Prompt. Only lines holding the string "this" are wanted; copy each one from the material.
■ ■ ■
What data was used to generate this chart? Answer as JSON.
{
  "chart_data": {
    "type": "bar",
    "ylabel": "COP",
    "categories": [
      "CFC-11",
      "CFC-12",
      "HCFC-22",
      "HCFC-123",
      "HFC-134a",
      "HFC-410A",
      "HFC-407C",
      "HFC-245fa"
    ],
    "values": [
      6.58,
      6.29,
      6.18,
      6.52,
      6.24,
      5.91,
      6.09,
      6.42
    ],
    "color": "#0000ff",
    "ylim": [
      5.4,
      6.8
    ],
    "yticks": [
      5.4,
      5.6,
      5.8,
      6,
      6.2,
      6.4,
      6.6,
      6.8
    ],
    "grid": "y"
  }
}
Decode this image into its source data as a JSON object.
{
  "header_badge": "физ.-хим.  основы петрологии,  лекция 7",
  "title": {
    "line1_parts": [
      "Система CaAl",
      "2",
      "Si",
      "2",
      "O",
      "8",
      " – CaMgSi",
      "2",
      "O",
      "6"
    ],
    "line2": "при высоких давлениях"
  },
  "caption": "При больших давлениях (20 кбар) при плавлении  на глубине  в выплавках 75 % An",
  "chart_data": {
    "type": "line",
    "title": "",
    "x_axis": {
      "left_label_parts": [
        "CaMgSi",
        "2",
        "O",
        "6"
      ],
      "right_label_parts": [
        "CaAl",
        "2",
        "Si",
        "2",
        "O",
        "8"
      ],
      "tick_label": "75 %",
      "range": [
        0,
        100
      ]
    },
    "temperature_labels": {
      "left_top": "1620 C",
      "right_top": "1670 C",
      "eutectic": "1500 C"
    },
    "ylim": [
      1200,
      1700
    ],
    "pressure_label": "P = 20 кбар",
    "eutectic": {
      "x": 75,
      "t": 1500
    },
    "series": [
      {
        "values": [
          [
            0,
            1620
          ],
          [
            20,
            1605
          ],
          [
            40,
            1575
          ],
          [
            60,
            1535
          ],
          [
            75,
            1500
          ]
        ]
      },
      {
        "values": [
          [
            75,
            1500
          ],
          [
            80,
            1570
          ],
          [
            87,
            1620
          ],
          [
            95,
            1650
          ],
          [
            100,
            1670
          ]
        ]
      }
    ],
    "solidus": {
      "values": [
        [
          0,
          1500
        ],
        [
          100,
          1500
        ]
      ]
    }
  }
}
■ ■ ■
Answer to the task.
What data was used to generate this chart? Answer as JSON.
Decode this image into its source data as a JSON object.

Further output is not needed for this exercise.